(Dataset records)
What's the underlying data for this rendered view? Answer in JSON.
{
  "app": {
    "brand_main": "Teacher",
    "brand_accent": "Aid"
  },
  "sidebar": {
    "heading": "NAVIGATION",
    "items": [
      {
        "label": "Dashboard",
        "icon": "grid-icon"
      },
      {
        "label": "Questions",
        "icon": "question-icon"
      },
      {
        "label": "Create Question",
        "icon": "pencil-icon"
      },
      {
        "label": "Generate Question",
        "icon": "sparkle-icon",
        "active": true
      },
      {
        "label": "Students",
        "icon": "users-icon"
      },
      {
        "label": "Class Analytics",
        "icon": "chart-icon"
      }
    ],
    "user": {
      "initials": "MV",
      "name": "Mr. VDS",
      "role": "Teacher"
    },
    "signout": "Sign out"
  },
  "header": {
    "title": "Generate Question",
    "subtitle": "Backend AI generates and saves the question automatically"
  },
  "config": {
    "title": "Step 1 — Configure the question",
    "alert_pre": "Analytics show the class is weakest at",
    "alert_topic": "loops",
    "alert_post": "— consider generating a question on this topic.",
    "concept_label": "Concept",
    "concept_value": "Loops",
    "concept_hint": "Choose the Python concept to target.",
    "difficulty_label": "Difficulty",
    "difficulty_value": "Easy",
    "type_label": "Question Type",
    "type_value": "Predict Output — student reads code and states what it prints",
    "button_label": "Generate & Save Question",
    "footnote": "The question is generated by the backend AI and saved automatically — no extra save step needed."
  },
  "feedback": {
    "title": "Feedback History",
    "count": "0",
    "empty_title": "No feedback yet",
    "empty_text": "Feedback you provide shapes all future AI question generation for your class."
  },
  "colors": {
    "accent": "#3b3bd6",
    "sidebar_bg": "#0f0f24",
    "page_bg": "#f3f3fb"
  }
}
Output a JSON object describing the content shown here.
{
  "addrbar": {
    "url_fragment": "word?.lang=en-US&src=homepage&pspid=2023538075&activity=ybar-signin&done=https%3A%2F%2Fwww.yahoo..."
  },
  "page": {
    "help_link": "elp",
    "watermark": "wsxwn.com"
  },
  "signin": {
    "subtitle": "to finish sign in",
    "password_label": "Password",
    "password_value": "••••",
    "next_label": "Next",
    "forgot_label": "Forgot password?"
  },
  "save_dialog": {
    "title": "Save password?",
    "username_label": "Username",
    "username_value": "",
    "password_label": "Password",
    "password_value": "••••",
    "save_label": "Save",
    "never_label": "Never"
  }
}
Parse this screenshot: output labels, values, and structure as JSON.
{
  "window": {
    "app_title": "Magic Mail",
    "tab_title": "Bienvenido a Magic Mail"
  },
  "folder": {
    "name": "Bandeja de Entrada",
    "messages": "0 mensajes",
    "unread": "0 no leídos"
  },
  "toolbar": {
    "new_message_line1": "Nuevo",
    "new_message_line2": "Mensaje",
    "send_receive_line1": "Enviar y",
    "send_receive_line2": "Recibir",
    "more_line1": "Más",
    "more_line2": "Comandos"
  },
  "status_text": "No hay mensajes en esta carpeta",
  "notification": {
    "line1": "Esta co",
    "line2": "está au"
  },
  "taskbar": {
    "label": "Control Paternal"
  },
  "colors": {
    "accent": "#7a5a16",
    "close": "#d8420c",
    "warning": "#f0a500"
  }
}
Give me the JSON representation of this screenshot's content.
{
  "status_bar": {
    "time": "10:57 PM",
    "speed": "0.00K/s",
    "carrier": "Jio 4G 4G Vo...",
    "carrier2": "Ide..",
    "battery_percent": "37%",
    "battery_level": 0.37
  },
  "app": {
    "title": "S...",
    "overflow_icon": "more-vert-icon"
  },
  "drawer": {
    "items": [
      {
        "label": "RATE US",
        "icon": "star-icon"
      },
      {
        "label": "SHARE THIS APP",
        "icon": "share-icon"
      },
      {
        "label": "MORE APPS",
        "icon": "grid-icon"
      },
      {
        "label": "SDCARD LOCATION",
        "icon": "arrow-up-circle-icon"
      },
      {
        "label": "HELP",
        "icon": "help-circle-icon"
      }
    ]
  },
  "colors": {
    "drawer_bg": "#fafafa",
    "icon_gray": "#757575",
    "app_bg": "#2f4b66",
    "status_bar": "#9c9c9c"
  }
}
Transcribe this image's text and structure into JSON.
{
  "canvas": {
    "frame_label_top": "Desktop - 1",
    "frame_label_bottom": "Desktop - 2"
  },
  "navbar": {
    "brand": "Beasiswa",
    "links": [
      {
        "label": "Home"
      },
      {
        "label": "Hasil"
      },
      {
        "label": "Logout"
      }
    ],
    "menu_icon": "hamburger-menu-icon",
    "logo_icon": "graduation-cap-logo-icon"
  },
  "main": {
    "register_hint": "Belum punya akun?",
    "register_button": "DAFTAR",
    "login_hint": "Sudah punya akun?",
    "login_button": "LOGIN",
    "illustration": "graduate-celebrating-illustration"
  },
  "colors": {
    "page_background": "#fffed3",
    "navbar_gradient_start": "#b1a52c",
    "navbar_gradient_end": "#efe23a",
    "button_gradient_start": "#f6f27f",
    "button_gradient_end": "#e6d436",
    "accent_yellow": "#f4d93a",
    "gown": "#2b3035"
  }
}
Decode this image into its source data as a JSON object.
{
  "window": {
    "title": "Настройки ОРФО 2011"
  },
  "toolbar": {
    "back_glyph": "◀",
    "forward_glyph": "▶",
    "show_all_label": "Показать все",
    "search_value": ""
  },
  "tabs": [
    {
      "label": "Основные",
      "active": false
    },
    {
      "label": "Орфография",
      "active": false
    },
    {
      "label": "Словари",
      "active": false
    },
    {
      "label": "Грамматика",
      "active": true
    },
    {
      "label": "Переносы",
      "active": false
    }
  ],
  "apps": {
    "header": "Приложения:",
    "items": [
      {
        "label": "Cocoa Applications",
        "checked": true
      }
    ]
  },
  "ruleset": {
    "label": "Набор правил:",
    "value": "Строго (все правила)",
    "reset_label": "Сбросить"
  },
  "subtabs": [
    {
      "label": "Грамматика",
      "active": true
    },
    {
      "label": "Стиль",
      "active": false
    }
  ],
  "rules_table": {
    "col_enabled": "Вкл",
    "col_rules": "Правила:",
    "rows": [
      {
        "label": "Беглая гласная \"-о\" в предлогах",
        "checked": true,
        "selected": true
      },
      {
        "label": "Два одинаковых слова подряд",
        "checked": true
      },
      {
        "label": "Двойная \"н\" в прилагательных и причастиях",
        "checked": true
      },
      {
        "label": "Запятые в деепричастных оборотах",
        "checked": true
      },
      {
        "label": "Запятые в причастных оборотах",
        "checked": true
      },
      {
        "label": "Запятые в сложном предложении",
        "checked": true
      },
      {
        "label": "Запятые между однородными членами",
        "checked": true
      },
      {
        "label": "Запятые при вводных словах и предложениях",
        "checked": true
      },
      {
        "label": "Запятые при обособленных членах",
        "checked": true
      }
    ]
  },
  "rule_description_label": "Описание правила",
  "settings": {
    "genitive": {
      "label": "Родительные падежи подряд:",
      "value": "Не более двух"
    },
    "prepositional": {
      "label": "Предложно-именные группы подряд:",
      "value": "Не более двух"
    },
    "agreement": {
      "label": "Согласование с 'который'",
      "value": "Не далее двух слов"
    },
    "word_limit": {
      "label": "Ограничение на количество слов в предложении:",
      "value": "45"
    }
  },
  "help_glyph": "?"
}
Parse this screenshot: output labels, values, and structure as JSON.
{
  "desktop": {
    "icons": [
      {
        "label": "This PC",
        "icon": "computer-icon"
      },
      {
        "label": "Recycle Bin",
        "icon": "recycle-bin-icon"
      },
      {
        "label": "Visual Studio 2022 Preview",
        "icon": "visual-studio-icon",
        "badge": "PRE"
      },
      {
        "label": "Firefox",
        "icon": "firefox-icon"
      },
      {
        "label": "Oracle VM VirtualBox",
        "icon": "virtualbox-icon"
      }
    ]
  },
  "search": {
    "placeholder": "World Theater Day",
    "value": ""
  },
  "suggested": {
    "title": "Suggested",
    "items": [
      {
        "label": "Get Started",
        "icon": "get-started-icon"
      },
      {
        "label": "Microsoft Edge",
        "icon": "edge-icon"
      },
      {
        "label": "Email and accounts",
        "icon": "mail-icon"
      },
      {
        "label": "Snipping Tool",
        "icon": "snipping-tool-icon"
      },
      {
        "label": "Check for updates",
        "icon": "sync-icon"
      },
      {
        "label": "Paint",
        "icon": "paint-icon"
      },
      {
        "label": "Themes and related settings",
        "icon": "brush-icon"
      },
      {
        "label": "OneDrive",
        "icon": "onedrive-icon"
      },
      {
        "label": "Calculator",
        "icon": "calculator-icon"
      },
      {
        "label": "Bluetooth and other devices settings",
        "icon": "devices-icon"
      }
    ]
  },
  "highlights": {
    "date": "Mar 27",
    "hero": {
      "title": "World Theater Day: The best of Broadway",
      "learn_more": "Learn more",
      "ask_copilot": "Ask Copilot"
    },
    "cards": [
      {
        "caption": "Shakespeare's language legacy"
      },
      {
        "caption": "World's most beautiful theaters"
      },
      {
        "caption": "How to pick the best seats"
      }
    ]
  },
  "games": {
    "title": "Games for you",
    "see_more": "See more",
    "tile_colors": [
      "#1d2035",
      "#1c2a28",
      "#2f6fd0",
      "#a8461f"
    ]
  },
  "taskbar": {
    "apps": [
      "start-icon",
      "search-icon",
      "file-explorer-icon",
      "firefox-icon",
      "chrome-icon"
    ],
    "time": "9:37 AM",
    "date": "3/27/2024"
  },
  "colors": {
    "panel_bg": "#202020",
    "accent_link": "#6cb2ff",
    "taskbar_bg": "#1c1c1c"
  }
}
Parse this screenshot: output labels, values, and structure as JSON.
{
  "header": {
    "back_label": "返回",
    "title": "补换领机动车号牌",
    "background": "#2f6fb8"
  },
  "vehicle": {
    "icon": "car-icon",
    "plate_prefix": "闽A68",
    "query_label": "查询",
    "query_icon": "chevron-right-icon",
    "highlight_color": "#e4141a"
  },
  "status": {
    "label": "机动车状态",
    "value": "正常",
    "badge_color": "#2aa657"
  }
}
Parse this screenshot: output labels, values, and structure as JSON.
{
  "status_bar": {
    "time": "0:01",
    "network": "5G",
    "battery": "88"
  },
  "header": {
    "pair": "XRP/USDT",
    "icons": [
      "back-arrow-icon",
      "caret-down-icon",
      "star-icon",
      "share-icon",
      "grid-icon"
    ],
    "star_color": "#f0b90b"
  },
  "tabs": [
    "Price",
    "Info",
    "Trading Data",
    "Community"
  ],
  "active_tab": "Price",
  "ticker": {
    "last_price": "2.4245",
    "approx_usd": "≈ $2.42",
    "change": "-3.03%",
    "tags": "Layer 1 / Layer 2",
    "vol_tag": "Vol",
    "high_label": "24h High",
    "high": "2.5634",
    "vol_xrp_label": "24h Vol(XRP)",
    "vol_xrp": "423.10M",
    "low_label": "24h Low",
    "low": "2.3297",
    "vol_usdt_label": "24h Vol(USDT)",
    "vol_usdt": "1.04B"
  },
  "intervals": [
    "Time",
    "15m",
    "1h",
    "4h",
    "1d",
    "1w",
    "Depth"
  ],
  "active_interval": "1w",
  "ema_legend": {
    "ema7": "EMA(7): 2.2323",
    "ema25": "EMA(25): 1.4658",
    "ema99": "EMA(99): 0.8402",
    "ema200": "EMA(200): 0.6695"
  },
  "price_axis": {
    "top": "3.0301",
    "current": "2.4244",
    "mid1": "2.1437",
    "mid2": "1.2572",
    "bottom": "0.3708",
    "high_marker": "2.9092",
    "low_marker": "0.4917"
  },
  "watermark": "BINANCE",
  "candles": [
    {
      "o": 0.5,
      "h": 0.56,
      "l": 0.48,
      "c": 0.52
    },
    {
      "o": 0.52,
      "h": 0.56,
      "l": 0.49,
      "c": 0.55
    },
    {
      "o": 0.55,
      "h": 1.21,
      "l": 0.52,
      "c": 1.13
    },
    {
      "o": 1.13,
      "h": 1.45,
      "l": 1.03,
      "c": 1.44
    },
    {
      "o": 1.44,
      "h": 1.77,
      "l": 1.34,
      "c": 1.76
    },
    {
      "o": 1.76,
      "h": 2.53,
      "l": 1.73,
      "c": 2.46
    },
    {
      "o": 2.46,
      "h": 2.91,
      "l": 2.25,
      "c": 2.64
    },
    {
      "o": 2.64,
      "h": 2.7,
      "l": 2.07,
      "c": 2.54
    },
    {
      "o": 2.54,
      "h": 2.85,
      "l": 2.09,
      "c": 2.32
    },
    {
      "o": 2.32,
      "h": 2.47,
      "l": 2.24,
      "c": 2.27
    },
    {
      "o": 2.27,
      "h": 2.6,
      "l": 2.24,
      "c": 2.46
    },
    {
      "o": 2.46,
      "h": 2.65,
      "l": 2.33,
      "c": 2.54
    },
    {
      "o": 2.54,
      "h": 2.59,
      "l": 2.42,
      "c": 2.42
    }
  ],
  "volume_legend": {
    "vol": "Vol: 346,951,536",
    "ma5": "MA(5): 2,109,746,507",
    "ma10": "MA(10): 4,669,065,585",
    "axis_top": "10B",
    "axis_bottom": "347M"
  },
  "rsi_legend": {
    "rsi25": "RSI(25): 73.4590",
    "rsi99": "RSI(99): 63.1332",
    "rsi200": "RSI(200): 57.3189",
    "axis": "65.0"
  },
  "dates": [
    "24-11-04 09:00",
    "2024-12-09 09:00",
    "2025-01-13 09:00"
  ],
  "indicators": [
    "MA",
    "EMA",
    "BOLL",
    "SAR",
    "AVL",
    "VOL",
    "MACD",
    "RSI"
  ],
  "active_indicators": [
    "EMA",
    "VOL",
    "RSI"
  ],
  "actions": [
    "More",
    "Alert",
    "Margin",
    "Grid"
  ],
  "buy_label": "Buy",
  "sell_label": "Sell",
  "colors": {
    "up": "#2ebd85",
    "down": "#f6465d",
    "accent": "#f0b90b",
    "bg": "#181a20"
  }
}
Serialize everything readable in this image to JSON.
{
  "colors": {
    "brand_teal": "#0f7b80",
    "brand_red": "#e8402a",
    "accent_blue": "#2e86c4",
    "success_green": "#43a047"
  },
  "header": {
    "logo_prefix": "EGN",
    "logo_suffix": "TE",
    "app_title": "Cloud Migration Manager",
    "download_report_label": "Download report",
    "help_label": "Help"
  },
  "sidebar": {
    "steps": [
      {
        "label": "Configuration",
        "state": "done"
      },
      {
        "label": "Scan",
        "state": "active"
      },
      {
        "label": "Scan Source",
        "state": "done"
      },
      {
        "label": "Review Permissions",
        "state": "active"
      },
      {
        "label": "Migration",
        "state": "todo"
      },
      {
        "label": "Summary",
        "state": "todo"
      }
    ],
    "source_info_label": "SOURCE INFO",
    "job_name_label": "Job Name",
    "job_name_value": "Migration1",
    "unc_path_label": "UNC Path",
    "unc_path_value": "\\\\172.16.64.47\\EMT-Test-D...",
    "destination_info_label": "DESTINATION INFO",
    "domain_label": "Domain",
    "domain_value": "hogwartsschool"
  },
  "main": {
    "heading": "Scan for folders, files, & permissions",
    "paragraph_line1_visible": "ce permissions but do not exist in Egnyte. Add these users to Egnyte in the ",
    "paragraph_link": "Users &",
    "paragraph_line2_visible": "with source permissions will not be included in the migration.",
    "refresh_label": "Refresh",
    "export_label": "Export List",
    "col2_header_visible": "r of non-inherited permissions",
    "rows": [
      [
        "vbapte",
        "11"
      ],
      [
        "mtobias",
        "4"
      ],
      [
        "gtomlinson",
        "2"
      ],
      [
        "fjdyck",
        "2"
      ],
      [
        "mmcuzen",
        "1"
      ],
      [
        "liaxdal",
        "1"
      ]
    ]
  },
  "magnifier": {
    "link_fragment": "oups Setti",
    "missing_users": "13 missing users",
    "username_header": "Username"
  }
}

■ **What you will do**: Sift through the entries and copy every line with "content".

■ **Expected answer**:
Output a JSON object describing the content shown here.
Give me the JSON representation of this screenshot's content.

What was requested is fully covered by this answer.